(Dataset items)
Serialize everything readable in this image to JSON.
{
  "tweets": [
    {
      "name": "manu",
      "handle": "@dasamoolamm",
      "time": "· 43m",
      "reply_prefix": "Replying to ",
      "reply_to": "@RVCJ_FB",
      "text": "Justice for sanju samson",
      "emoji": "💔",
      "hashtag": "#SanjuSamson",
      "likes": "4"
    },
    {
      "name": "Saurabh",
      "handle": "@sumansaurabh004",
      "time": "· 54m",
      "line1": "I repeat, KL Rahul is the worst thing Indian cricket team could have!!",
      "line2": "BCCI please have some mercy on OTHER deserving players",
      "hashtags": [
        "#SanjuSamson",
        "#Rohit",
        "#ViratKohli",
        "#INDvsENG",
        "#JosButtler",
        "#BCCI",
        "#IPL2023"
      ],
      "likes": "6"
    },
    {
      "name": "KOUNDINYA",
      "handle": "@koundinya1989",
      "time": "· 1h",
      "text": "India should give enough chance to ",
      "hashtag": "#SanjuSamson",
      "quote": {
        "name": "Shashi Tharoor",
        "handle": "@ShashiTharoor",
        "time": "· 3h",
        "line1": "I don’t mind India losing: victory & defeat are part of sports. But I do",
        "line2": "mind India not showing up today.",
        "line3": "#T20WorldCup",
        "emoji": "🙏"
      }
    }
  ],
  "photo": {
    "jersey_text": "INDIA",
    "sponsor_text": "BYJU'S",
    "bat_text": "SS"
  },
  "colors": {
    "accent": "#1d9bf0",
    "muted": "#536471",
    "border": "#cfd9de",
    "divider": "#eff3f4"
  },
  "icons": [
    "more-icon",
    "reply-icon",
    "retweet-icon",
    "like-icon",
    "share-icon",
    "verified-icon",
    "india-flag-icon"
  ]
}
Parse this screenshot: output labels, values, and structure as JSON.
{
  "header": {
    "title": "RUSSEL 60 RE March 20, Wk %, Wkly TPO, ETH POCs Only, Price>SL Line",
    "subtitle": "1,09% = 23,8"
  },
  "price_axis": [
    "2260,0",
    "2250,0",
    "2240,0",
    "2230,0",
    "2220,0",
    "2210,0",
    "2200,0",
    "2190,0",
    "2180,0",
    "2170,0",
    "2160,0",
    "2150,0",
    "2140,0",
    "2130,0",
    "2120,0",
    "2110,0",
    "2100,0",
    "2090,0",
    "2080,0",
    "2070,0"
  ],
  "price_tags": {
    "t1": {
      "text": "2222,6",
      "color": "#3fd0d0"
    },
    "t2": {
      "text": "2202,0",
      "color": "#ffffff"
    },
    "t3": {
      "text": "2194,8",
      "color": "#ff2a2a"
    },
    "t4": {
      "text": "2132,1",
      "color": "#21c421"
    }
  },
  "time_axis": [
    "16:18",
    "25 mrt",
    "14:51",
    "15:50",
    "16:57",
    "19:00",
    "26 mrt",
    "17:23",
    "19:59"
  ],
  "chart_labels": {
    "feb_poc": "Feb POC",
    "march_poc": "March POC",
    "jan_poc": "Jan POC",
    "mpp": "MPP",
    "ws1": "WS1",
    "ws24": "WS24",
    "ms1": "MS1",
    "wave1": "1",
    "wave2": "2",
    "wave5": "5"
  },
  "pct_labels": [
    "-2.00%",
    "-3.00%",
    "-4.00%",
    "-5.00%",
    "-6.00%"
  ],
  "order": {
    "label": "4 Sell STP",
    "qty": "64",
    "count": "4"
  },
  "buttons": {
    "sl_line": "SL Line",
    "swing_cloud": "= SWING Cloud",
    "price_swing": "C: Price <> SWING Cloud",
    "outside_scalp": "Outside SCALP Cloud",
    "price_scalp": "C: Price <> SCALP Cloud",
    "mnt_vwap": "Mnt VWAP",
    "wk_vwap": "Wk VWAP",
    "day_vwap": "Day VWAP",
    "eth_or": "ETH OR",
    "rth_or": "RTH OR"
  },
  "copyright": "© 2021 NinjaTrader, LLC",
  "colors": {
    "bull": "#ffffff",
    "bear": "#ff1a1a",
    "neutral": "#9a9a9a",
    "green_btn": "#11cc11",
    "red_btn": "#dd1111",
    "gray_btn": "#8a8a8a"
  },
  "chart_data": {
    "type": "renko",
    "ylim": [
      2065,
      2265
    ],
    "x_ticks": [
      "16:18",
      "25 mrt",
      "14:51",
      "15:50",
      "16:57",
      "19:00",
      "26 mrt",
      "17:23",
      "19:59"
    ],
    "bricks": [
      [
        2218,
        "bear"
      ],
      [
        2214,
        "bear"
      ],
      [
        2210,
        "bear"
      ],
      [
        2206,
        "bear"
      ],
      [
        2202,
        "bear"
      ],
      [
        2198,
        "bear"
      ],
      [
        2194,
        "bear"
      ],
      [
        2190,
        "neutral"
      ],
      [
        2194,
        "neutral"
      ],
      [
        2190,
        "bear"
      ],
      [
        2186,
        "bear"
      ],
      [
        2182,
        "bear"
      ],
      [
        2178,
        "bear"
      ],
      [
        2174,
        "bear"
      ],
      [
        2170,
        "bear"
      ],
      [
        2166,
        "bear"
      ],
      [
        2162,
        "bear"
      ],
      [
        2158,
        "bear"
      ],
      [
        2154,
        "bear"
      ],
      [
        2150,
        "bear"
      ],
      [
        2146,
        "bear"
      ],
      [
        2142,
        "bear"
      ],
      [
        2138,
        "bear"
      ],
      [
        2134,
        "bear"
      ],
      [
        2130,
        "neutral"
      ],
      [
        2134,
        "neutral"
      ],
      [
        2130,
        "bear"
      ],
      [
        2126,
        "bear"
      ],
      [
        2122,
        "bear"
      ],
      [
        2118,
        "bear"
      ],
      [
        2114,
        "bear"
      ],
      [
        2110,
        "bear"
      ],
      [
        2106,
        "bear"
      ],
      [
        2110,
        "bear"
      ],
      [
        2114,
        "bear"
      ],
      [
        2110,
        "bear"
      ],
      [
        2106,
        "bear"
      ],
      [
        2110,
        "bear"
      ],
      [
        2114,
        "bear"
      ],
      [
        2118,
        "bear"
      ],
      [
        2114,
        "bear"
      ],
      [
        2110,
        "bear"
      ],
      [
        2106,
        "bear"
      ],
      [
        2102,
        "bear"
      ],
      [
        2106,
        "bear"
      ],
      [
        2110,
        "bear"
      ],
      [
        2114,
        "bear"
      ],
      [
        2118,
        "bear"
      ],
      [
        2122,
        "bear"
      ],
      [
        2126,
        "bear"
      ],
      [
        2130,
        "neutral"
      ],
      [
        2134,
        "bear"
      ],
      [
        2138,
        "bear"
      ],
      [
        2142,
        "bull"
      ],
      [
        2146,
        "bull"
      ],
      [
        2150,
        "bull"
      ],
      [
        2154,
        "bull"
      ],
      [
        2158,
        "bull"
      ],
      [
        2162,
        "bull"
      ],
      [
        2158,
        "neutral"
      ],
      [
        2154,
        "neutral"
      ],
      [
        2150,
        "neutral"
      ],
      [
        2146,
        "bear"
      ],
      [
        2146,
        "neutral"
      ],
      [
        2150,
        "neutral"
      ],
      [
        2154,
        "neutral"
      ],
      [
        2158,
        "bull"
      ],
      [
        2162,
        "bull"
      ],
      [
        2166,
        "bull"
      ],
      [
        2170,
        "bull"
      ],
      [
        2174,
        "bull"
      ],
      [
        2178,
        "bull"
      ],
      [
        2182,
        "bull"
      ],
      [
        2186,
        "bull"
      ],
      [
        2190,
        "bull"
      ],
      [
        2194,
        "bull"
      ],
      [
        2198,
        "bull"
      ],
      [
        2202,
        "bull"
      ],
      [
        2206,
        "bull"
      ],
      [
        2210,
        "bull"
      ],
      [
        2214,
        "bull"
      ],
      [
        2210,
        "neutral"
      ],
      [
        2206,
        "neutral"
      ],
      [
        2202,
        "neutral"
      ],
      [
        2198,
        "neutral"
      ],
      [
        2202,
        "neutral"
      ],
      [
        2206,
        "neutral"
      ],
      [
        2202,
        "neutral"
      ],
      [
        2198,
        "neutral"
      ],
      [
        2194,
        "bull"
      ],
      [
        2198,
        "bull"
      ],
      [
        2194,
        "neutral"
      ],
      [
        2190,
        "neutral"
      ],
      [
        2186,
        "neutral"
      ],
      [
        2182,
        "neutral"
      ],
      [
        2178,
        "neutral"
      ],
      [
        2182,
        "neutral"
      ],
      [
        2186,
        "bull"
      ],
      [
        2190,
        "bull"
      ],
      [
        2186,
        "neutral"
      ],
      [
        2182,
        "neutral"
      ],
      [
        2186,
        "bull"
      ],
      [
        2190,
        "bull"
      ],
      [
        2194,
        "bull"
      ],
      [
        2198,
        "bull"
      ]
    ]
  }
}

» Task details:
Among the lines of the data, identify those with the word "mind". Copy each of them.

» Right answer:
        "line1": "I don’t mind India losing: victory & defeat are part of sports. But I do",
        "line2": "mind India not showing up today.",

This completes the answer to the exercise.